- Görevler:
- A) Verilen metne göre ABD, Suriye'deki adımlarını hangi tarihten itibaren atmaya başladı?
- B) Verilen metni iki cümleyle özetleyin.

Hangi nedenlerle böyle oldu? Bunları ileride tartışacağız.
Ana konumuza, İranlı yetkiliyle görüşmemize dönelim.
Türkiye’yle ilgili ikinci iddiası, Kasım Süleymani’yle ilgiliydi.
İranlı muhatabım, altını çizerek anlattı.
Süleymani, 15 Temmuz 2016 darbe sürecinde Türkiye’ye geliyor. Cumhurbaşkanı Recep Tayyip Erdoğan’la görüşüyor. İran’ın desteğini sunuyor.
İran tarafı 15 Temmuz konusunda zaten hep şunu vurguladı:
“Darbe sürecinde Türkiye’ye ve Erdoğan’a desteğimizi en güçlü şekilde gösterdik.”
Not: Biliyorum, her devlet dış ilişkilerdeki pozisyonları kendi penceresinden nakleder.
Dolayısıyla taraflardan birinin anlatımı eksik ya da farklı olabilir.
Ayrıca, iki iddiayı da henüz teyid ettiremedim. Açıklama gelirse haberiniz olur.
Süleymani’nin Moskova temaslarıyla devam edelim.
İranlı muhatabım altını çizerek anlattı. Müzakereyi Süleymani yürütüyor. Devlet Başkanı Vladimir Putin’le de görüşüyor.
Rus tarafı ikna olmuyor hemen.
Bu arada ABD, IŞİD bahanesiyle Suriye’de birbirine bağlı iki adım atıyor (Ağustos 2014’ten itibaren).
PKK/PYD’ye hava gücü ve silah desteği veriyor önce.
Askeri üsler kurmaya başlıyor ardından.
ABD tehdidi büyüyünce Putin, Suriye’deki çatışma denklemine katılmayı kabul ediyor.

- Veri Kümesi:
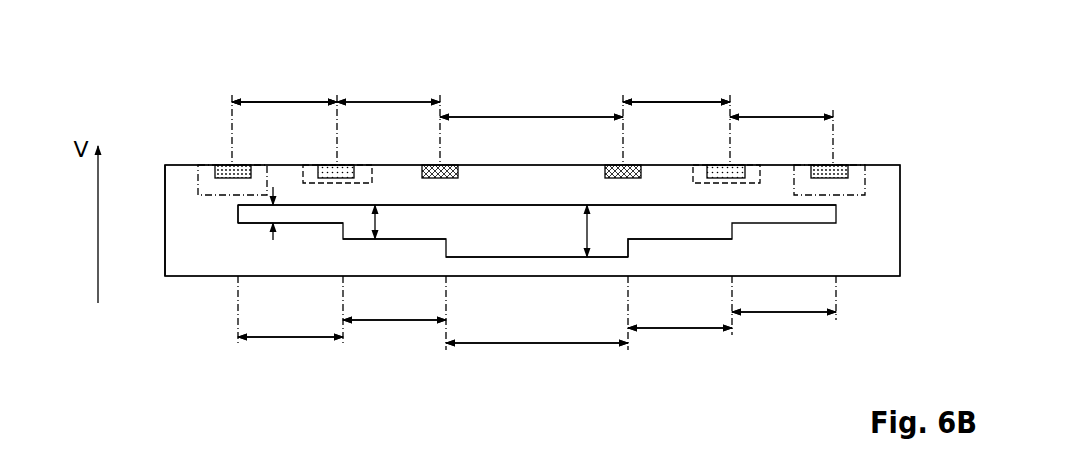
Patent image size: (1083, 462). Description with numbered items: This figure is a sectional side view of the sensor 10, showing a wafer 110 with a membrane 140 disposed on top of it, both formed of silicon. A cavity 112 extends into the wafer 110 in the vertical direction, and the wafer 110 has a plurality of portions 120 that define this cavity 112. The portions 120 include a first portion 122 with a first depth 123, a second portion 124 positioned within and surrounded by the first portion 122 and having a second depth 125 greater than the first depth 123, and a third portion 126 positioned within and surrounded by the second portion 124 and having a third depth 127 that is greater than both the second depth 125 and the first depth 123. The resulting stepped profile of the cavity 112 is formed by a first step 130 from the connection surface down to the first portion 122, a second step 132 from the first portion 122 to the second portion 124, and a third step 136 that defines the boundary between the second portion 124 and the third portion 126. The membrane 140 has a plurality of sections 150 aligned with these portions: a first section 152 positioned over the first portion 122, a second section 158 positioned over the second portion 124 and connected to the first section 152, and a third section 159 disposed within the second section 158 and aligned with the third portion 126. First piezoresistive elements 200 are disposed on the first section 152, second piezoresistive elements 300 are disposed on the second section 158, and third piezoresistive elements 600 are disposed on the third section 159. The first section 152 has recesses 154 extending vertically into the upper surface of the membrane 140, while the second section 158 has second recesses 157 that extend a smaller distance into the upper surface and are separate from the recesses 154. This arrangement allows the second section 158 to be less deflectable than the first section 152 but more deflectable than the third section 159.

The sensor 10 is at (907, 143).
The wafer 110 is at (193, 260).
The cavity 112 is at (536, 240).
The portions 120 is at (538, 347).
The first portion 122 is at (290, 340).
The first depth 123 is at (238, 218).
The second portion 124 is at (393, 323).
The second depth 125 is at (372, 215).
The third portion 126 is at (538, 347).
The third depth 127 is at (630, 237).
The first step 130 is at (238, 214).
The second step 132 is at (343, 224).
The third step 136 is at (447, 258).
The membrane 140 is at (173, 181).
The sections 150 is at (532, 117).
The first section 152 is at (290, 100).
The recesses 154 is at (203, 186).
The second recesses 157 is at (303, 175).
The second section 158 is at (390, 100).
The third section 159 is at (532, 117).
The first piezoresistive elements 200 is at (228, 165).
The second piezoresistive elements 300 is at (320, 165).
The third piezoresistive elements 600 is at (433, 165).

- Görev Yanıtları:
- A) Ağustos 2014'ten itibaren.

- B) İranlı muhatabın anlattığına göre Süleymani, 15 Temmuz 2016 darbe sürecinde Türkiye'ye gelip Erdoğan'la görüşmüş ve İran'ın desteğini sunmuştur, ancak yazar bu iddiaları henüz teyit ettiremediğini belirtir. Moskova'daki müzakereyi Süleymani yürütmüş ve Putin'le de görüşmüştür; Rus tarafı hemen ikna olmamış, fakat ABD'nin Suriye'de PKK/PYD'ye destek verip askeri üsler kurmasıyla tehdit büyüyünce Putin çatışmaya katılmayı kabul etmiştir.